---------- RECORD SET ----------
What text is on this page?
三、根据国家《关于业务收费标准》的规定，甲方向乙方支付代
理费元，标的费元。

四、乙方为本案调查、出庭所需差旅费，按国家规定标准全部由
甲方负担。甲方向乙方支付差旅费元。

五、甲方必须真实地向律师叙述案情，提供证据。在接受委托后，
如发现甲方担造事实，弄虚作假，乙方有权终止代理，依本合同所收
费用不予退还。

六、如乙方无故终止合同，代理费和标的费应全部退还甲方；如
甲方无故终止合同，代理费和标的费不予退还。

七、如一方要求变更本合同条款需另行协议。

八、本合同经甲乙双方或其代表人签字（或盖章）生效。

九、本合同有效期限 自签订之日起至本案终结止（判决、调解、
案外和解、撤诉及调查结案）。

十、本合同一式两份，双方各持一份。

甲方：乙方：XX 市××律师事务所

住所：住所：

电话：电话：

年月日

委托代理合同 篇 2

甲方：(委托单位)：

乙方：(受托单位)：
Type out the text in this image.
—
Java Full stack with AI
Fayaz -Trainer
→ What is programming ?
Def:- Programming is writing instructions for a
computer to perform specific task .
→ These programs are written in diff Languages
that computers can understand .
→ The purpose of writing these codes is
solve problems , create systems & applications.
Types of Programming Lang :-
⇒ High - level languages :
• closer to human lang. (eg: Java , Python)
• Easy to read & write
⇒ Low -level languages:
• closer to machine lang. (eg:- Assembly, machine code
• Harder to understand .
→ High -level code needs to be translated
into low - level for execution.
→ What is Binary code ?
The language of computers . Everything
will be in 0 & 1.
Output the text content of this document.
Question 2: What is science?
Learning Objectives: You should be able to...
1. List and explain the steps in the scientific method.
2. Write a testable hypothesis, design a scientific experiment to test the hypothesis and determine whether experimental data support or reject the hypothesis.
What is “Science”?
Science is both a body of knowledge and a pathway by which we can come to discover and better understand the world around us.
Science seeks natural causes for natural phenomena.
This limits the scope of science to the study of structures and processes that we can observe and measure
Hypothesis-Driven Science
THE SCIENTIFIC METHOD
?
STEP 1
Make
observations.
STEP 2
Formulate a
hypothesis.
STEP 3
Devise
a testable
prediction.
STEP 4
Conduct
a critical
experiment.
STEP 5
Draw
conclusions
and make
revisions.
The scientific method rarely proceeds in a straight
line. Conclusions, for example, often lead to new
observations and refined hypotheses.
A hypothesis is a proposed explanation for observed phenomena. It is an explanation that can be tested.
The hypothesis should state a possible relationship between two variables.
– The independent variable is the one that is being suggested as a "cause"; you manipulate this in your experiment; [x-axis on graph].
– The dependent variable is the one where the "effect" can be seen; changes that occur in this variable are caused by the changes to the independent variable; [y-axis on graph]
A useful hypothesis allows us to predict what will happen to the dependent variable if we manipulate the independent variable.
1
----------
> [TASK TO CARRY OUT]: Retype the material above, line by line, exactly.

> [RESULT FOR THIS TASK]:
What text is on this page?
三、根据国家《关于业务收费标准》的规定，甲方向乙方支付代
理费元，标的费元。

四、乙方为本案调查、出庭所需差旅费，按国家规定标准全部由
甲方负担。甲方向乙方支付差旅费元。

五、甲方必须真实地向律师叙述案情，提供证据。在接受委托后，
如发现甲方担造事实，弄虚作假，乙方有权终止代理，依本合同所收
费用不予退还。

六、如乙方无故终止合同，代理费和标的费应全部退还甲方；如
甲方无故终止合同，代理费和标的费不予退还。

七、如一方要求变更本合同条款需另行协议。

八、本合同经甲乙双方或其代表人签字（或盖章）生效。

九、本合同有效期限 自签订之日起至本案终结止（判决、调解、
案外和解、撤诉及调查结案）。

十、本合同一式两份，双方各持一份。

甲方：乙方：XX 市××律师事务所

住所：住所：

电话：电话：

年月日

委托代理合同 篇 2

甲方：(委托单位)：

乙方：(受托单位)：
Type out the text in this image.
—
Java Full stack with AI
Fayaz -Trainer
→ What is programming ?
Def:- Programming is writing instructions for a
computer to perform specific task .
→ These programs are written in diff Languages
that computers can understand .
→ The purpose of writing these codes is
solve problems , create systems & applications.
Types of Programming Lang :-
⇒ High - level languages :
• closer to human lang. (eg: Java , Python)
• Easy to read & write
⇒ Low -level languages:
• closer to machine lang. (eg:- Assembly, machine code
• Harder to understand .
→ High -level code needs to be translated
into low - level for execution.
→ What is Binary code ?
The language of computers . Everything
will be in 0 & 1.
Output the text content of this document.
Question 2: What is science?
Learning Objectives: You should be able to...
1. List and explain the steps in the scientific method.
2. Write a testable hypothesis, design a scientific experiment to test the hypothesis and determine whether experimental data support or reject the hypothesis.
What is “Science”?
Science is both a body of knowledge and a pathway by which we can come to discover and better understand the world around us.
Science seeks natural causes for natural phenomena.
This limits the scope of science to the study of structures and processes that we can observe and measure
Hypothesis-Driven Science
THE SCIENTIFIC METHOD
?
STEP 1
Make
observations.
STEP 2
Formulate a
hypothesis.
STEP 3
Devise
a testable
prediction.
STEP 4
Conduct
a critical
experiment.
STEP 5
Draw
conclusions
and make
revisions.
The scientific method rarely proceeds in a straight
line. Conclusions, for example, often lead to new
observations and refined hypotheses.
A hypothesis is a proposed explanation for observed phenomena. It is an explanation that can be tested.
The hypothesis should state a possible relationship between two variables.
– The independent variable is the one that is being suggested as a "cause"; you manipulate this in your experiment; [x-axis on graph].
– The dependent variable is the one where the "effect" can be seen; changes that occur in this variable are caused by the changes to the independent variable; [y-axis on graph]
A useful hypothesis allows us to predict what will happen to the dependent variable if we manipulate the independent variable.
1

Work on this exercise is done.